Stated task:
Copy the entries below exactly. Images do not belong in the copy.

Information given:
################
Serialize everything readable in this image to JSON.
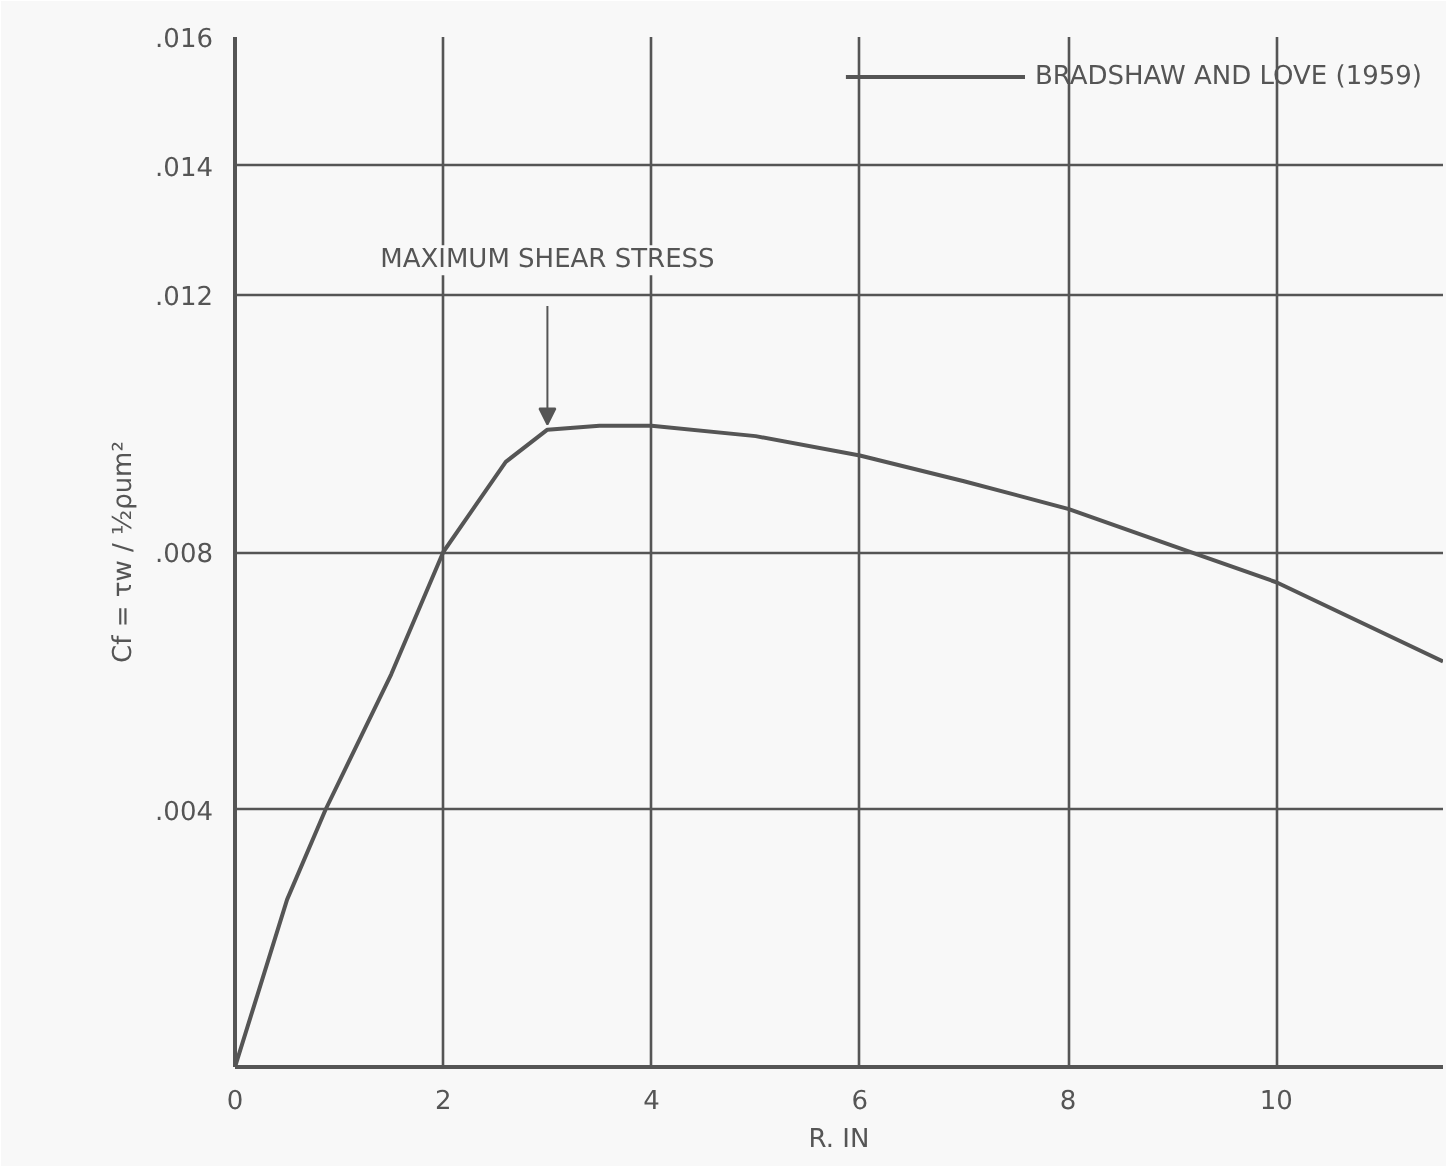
{
  "chart_data": {
    "type": "line",
    "xlabel": "R. IN",
    "ylabel": "Cf = τw / ½ρum²",
    "x": [
      0,
      0.5,
      0.87,
      1.5,
      2,
      2.3,
      2.6,
      3,
      3.5,
      4,
      5,
      6,
      7,
      8,
      9,
      10,
      11.6
    ],
    "series": [
      {
        "name": "BRADSHAW AND LOVE (1959)",
        "color": "#555555",
        "values": [
          0,
          0.0026,
          0.004,
          0.0061,
          0.008,
          0.0087,
          0.0094,
          0.0099,
          0.00996,
          0.00996,
          0.0098,
          0.0095,
          0.0091,
          0.00867,
          0.0081,
          0.00753,
          0.0063
        ]
      }
    ],
    "xlim": [
      0,
      11.6
    ],
    "ylim": [
      0,
      0.016
    ],
    "xticks": [
      0,
      2,
      4,
      6,
      8,
      10
    ],
    "yticks": [
      {
        "value": 0,
        "label": null
      },
      {
        "value": 0.004,
        "label": ".004"
      },
      {
        "value": 0.008,
        "label": ".008"
      },
      {
        "value": 0.012,
        "label": ".012"
      },
      {
        "value": 0.014,
        "label": ".014"
      },
      {
        "value": 0.016,
        "label": ".016"
      }
    ],
    "annotations": [
      {
        "text": "MAXIMUM SHEAR STRESS",
        "x": 3.0,
        "y": 0.0099
      }
    ],
    "grid": true,
    "legend": "top right",
    "marker": "none",
    "line_style": "solid"
  }
}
################
Result for this task:
Serialize everything readable in this image to JSON.
{
  "chart_data": {
    "type": "line",
    "xlabel": "R. IN",
    "ylabel": "Cf = τw / ½ρum²",
    "x": [
      0,
      0.5,
      0.87,
      1.5,
      2,
      2.3,
      2.6,
      3,
      3.5,
      4,
      5,
      6,
      7,
      8,
      9,
      10,
      11.6
    ],
    "series": [
      {
        "name": "BRADSHAW AND LOVE (1959)",
        "color": "#555555",
        "values": [
          0,
          0.0026,
          0.004,
          0.0061,
          0.008,
          0.0087,
          0.0094,
          0.0099,
          0.00996,
          0.00996,
          0.0098,
          0.0095,
          0.0091,
          0.00867,
          0.0081,
          0.00753,
          0.0063
        ]
      }
    ],
    "xlim": [
      0,
      11.6
    ],
    "ylim": [
      0,
      0.016
    ],
    "xticks": [
      0,
      2,
      4,
      6,
      8,
      10
    ],
    "yticks": [
      {
        "value": 0,
        "label": null
      },
      {
        "value": 0.004,
        "label": ".004"
      },
      {
        "value": 0.008,
        "label": ".008"
      },
      {
        "value": 0.012,
        "label": ".012"
      },
      {
        "value": 0.014,
        "label": ".014"
      },
      {
        "value": 0.016,
        "label": ".016"
      }
    ],
    "annotations": [
      {
        "text": "MAXIMUM SHEAR STRESS",
        "x": 3.0,
        "y": 0.0099
      }
    ],
    "grid": true,
    "legend": "top right",
    "marker": "none",
    "line_style": "solid"
  }
}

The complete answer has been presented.